**Your objective:**
Answer with the number of lines in the listing below that contain the word "screenshot", and nothing else.

——

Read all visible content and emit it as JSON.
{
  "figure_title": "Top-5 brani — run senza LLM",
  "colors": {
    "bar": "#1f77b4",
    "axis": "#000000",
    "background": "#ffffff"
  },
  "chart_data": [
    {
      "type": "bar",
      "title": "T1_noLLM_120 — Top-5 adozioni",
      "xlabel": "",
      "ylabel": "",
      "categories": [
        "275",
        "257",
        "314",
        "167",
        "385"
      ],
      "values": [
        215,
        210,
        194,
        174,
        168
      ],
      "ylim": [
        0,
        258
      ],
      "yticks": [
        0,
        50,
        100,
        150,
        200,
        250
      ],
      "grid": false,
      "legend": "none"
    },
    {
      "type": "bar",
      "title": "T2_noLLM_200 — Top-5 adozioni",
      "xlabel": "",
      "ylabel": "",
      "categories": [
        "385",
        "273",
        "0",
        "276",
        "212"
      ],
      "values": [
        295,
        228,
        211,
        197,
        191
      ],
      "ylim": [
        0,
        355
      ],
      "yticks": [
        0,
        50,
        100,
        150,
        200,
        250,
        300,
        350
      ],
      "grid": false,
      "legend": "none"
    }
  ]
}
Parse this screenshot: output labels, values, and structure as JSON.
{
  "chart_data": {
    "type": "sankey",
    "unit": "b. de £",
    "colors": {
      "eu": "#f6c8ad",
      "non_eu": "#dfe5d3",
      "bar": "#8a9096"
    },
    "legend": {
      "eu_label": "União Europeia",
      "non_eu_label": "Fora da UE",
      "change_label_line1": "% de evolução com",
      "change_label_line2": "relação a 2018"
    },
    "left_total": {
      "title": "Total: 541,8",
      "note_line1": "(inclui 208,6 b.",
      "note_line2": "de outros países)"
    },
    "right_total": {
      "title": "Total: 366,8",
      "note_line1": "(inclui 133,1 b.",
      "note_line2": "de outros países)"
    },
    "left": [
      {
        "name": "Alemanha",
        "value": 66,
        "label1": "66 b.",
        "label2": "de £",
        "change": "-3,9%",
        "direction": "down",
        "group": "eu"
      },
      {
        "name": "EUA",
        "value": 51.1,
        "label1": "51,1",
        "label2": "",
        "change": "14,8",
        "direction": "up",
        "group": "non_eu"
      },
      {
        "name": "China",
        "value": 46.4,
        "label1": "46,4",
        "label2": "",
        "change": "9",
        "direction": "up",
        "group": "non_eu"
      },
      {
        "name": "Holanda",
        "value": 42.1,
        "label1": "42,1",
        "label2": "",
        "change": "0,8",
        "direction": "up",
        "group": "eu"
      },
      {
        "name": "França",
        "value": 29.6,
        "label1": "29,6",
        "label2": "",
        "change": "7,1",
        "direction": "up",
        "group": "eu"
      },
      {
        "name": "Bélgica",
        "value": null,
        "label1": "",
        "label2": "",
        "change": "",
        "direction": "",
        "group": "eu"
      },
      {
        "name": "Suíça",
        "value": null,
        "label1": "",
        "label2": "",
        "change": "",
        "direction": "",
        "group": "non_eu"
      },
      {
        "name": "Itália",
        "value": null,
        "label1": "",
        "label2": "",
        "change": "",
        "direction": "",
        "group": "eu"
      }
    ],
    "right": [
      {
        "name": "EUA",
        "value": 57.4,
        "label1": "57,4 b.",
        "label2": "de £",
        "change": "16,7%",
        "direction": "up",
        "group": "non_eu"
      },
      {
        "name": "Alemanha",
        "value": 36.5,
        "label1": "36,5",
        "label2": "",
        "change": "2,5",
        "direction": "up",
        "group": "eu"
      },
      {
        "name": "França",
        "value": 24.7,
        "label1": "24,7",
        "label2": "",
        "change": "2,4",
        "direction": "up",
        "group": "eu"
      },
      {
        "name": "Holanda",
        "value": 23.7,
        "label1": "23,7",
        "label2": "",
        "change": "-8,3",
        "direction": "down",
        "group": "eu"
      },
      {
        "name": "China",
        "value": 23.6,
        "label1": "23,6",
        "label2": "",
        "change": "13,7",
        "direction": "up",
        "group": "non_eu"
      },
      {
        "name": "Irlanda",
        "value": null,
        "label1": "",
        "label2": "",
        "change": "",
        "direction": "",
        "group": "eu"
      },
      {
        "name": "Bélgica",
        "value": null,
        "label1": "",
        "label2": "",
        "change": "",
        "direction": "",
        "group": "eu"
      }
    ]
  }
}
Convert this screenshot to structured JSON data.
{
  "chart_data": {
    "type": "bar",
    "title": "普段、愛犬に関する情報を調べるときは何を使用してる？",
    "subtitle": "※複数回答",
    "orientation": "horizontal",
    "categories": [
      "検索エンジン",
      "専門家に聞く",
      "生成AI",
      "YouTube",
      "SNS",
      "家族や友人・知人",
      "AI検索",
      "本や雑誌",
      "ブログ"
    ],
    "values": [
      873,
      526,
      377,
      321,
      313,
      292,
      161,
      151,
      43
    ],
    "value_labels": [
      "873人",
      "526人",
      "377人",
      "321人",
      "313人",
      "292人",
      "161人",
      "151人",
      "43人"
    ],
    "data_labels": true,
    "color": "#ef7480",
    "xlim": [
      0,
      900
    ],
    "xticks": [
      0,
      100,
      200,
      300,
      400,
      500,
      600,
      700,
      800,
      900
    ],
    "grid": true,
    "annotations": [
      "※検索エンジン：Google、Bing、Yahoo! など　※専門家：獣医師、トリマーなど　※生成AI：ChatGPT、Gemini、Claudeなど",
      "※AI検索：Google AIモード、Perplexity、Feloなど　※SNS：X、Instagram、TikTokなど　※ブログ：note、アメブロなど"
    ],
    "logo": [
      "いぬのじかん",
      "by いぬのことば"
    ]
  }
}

——

**Result for this task:**
2